▶ **WORK TO DO**:
Copy out each line of the data that holds the word "xlabel".

Entries taken from a collection:
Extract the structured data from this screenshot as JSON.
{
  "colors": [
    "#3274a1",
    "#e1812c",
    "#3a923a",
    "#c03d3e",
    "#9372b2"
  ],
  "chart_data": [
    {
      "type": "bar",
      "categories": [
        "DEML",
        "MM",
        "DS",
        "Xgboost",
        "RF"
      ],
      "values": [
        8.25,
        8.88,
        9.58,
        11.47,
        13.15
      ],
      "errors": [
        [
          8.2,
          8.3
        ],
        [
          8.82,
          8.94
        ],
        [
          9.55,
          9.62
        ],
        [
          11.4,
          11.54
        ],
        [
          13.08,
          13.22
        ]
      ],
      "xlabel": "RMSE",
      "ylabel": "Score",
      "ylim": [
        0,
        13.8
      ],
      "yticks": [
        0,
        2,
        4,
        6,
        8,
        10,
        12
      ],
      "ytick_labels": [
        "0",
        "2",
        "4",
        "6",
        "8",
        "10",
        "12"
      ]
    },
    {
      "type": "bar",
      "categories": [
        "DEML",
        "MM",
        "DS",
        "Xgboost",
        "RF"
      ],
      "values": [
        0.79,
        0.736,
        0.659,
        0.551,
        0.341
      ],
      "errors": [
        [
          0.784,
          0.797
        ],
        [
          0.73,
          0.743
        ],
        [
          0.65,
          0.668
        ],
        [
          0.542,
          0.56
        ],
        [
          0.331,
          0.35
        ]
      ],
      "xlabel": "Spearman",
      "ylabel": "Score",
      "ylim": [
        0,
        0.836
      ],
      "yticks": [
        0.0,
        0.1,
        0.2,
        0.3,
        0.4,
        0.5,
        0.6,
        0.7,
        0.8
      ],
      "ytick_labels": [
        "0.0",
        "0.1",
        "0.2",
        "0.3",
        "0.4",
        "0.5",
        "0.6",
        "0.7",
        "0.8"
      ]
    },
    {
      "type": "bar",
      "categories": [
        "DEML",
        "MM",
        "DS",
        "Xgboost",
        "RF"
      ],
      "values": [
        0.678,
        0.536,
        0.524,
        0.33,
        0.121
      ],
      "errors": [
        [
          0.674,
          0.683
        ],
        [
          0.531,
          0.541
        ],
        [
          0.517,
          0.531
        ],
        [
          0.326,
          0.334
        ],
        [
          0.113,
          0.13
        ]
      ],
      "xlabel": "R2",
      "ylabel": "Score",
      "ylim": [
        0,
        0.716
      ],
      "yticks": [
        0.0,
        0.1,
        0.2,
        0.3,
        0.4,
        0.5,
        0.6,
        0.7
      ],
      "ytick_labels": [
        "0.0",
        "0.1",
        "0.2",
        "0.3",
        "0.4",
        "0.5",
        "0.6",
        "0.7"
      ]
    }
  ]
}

▶ **ANSWER TO THIS TASK**:
      "xlabel": "RMSE",
      "xlabel": "Spearman",
      "xlabel": "R2",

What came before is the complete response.